Task:
Leave out the pictures and repeat everything else in the records exactly.

Provided entries:
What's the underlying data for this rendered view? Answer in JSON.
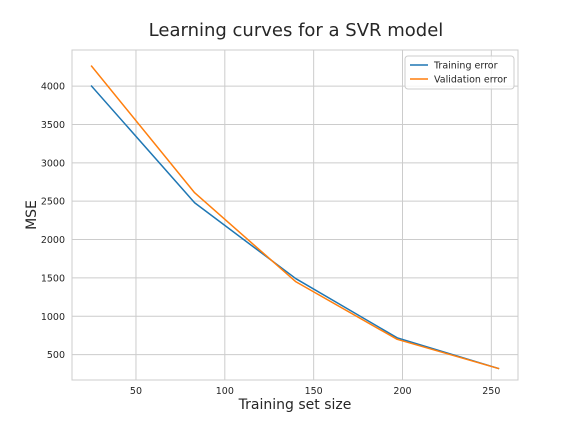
{
  "chart_data": {
    "type": "line",
    "title": "Learning curves for a SVR model",
    "xlabel": "Training set size",
    "ylabel": "MSE",
    "xlim": [
      14,
      265
    ],
    "ylim": [
      170,
      4470
    ],
    "xticks": [
      50,
      100,
      150,
      200,
      250
    ],
    "yticks": [
      500,
      1000,
      1500,
      2000,
      2500,
      3000,
      3500,
      4000
    ],
    "grid": true,
    "legend_position": "top-right",
    "series": [
      {
        "name": "Training error",
        "color": "#1f77b4",
        "x": [
          25,
          83,
          140,
          197,
          254
        ],
        "y": [
          4000,
          2480,
          1490,
          720,
          320
        ]
      },
      {
        "name": "Validation error",
        "color": "#ff7f0e",
        "x": [
          25,
          83,
          140,
          197,
          254
        ],
        "y": [
          4260,
          2610,
          1450,
          700,
          320
        ]
      }
    ]
  }
}
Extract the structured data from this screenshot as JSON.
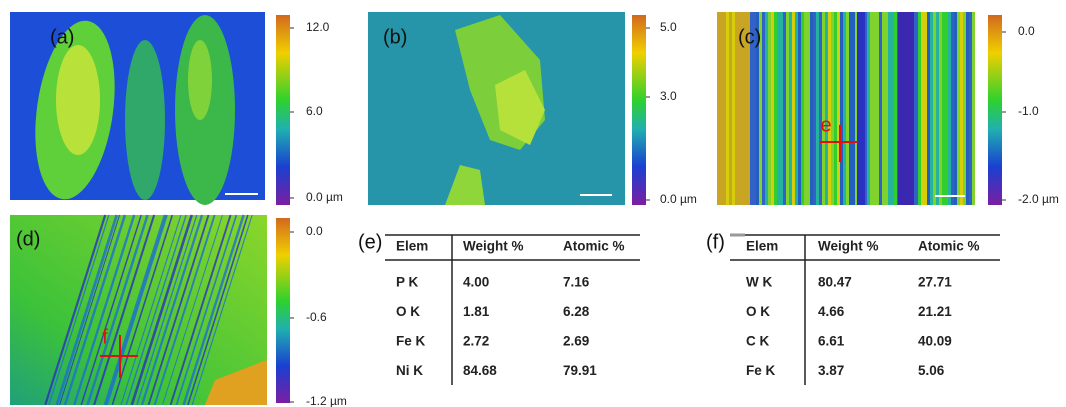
{
  "panels": [
    {
      "label": "(a)",
      "colorbar_ticks": [
        "12.0",
        "6.0",
        "0.0 µm"
      ]
    },
    {
      "label": "(b)",
      "colorbar_ticks": [
        "5.0",
        "3.0",
        "0.0 µm"
      ]
    },
    {
      "label": "(c)",
      "colorbar_ticks": [
        "0.0",
        "-1.0",
        "-2.0 µm"
      ]
    },
    {
      "label": "(d)",
      "colorbar_ticks": [
        "0.0",
        "-0.6",
        "-1.2 µm"
      ]
    }
  ],
  "markers": [
    "e",
    "f"
  ],
  "tables": [
    {
      "label": "(e)",
      "header": [
        "Elem",
        "Weight %",
        "Atomic %"
      ],
      "rows": [
        [
          "P K",
          "4.00",
          "7.16"
        ],
        [
          "O K",
          "1.81",
          "6.28"
        ],
        [
          "Fe K",
          "2.72",
          "2.69"
        ],
        [
          "Ni K",
          "84.68",
          "79.91"
        ]
      ]
    },
    {
      "label": "(f)",
      "header": [
        "Elem",
        "Weight %",
        "Atomic %"
      ],
      "rows": [
        [
          "W K",
          "80.47",
          "27.71"
        ],
        [
          "O K",
          "4.66",
          "21.21"
        ],
        [
          "C K",
          "6.61",
          "40.09"
        ],
        [
          "Fe K",
          "3.87",
          "5.06"
        ]
      ]
    }
  ]
}
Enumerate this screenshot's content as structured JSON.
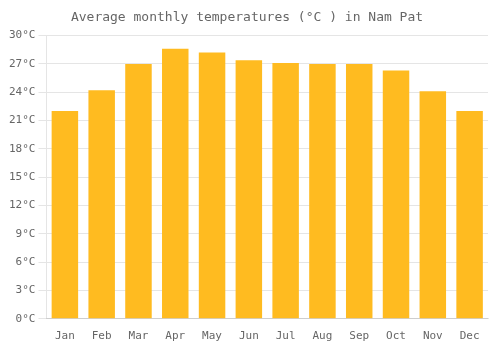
{
  "chart_data": {
    "type": "bar",
    "title": "Average monthly temperatures (°C ) in Nam Pat",
    "categories": [
      "Jan",
      "Feb",
      "Mar",
      "Apr",
      "May",
      "Jun",
      "Jul",
      "Aug",
      "Sep",
      "Oct",
      "Nov",
      "Dec"
    ],
    "values": [
      22.0,
      24.2,
      27.0,
      28.6,
      28.2,
      27.4,
      27.1,
      27.0,
      27.0,
      26.3,
      24.1,
      22.0
    ],
    "color": "#FFBB20",
    "ylim": [
      0,
      30
    ],
    "yticks": [
      {
        "value": 0,
        "label": "0°C"
      },
      {
        "value": 3,
        "label": "3°C"
      },
      {
        "value": 6,
        "label": "6°C"
      },
      {
        "value": 9,
        "label": "9°C"
      },
      {
        "value": 12,
        "label": "12°C"
      },
      {
        "value": 15,
        "label": "15°C"
      },
      {
        "value": 18,
        "label": "18°C"
      },
      {
        "value": 21,
        "label": "21°C"
      },
      {
        "value": 24,
        "label": "24°C"
      },
      {
        "value": 27,
        "label": "27°C"
      },
      {
        "value": 30,
        "label": "30°C"
      }
    ],
    "grid": true
  }
}
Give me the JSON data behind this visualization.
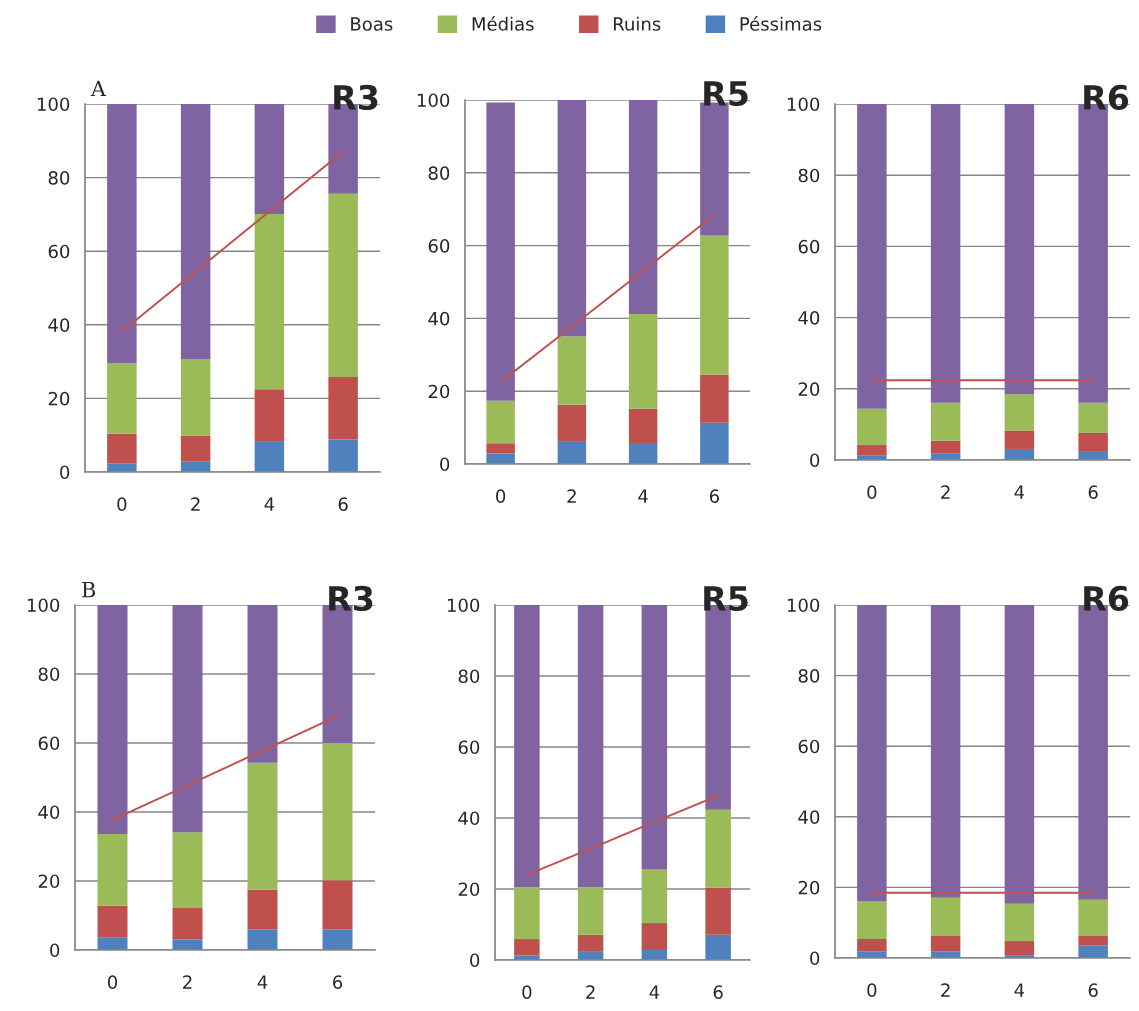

Answer:
What's the underlying data for this rendered view? Answer in JSON.
{
  "chart_data": {
    "type": "line",
    "title": "Learning curves for a SVR model",
    "xlabel": "Training set size",
    "ylabel": "MSE",
    "xlim": [
      14,
      265
    ],
    "ylim": [
      170,
      4470
    ],
    "xticks": [
      50,
      100,
      150,
      200,
      250
    ],
    "yticks": [
      500,
      1000,
      1500,
      2000,
      2500,
      3000,
      3500,
      4000
    ],
    "grid": true,
    "legend_position": "top-right",
    "series": [
      {
        "name": "Training error",
        "color": "#1f77b4",
        "x": [
          25,
          83,
          140,
          197,
          254
        ],
        "y": [
          4000,
          2480,
          1490,
          720,
          320
        ]
      },
      {
        "name": "Validation error",
        "color": "#ff7f0e",
        "x": [
          25,
          83,
          140,
          197,
          254
        ],
        "y": [
          4260,
          2610,
          1450,
          700,
          320
        ]
      }
    ]
  }
}
Extract the structured data from this screenshot as JSON.
{
  "panels": [
    {
      "label": "(a)",
      "colorbar_ticks": [
        "12.0",
        "6.0",
        "0.0 µm"
      ]
    },
    {
      "label": "(b)",
      "colorbar_ticks": [
        "5.0",
        "3.0",
        "0.0 µm"
      ]
    },
    {
      "label": "(c)",
      "colorbar_ticks": [
        "0.0",
        "-1.0",
        "-2.0 µm"
      ]
    },
    {
      "label": "(d)",
      "colorbar_ticks": [
        "0.0",
        "-0.6",
        "-1.2 µm"
      ]
    }
  ],
  "markers": [
    "e",
    "f"
  ],
  "tables": [
    {
      "label": "(e)",
      "header": [
        "Elem",
        "Weight %",
        "Atomic %"
      ],
      "rows": [
        [
          "P K",
          "4.00",
          "7.16"
        ],
        [
          "O K",
          "1.81",
          "6.28"
        ],
        [
          "Fe K",
          "2.72",
          "2.69"
        ],
        [
          "Ni K",
          "84.68",
          "79.91"
        ]
      ]
    },
    {
      "label": "(f)",
      "header": [
        "Elem",
        "Weight %",
        "Atomic %"
      ],
      "rows": [
        [
          "W K",
          "80.47",
          "27.71"
        ],
        [
          "O K",
          "4.66",
          "21.21"
        ],
        [
          "C K",
          "6.61",
          "40.09"
        ],
        [
          "Fe K",
          "3.87",
          "5.06"
        ]
      ]
    }
  ]
}
Enumerate this screenshot's content as structured JSON.
{
  "chart_data": {
    "type": "bar",
    "title": "Average monthly temperatures (°C ) in Nam Pat",
    "categories": [
      "Jan",
      "Feb",
      "Mar",
      "Apr",
      "May",
      "Jun",
      "Jul",
      "Aug",
      "Sep",
      "Oct",
      "Nov",
      "Dec"
    ],
    "values": [
      22.0,
      24.2,
      27.0,
      28.6,
      28.2,
      27.4,
      27.1,
      27.0,
      27.0,
      26.3,
      24.1,
      22.0
    ],
    "color": "#FFBB20",
    "ylim": [
      0,
      30
    ],
    "yticks": [
      {
        "value": 0,
        "label": "0°C"
      },
      {
        "value": 3,
        "label": "3°C"
      },
      {
        "value": 6,
        "label": "6°C"
      },
      {
        "value": 9,
        "label": "9°C"
      },
      {
        "value": 12,
        "label": "12°C"
      },
      {
        "value": 15,
        "label": "15°C"
      },
      {
        "value": 18,
        "label": "18°C"
      },
      {
        "value": 21,
        "label": "21°C"
      },
      {
        "value": 24,
        "label": "24°C"
      },
      {
        "value": 27,
        "label": "27°C"
      },
      {
        "value": 30,
        "label": "30°C"
      }
    ],
    "grid": true
  }
}
Give me the JSON data behind this visualization.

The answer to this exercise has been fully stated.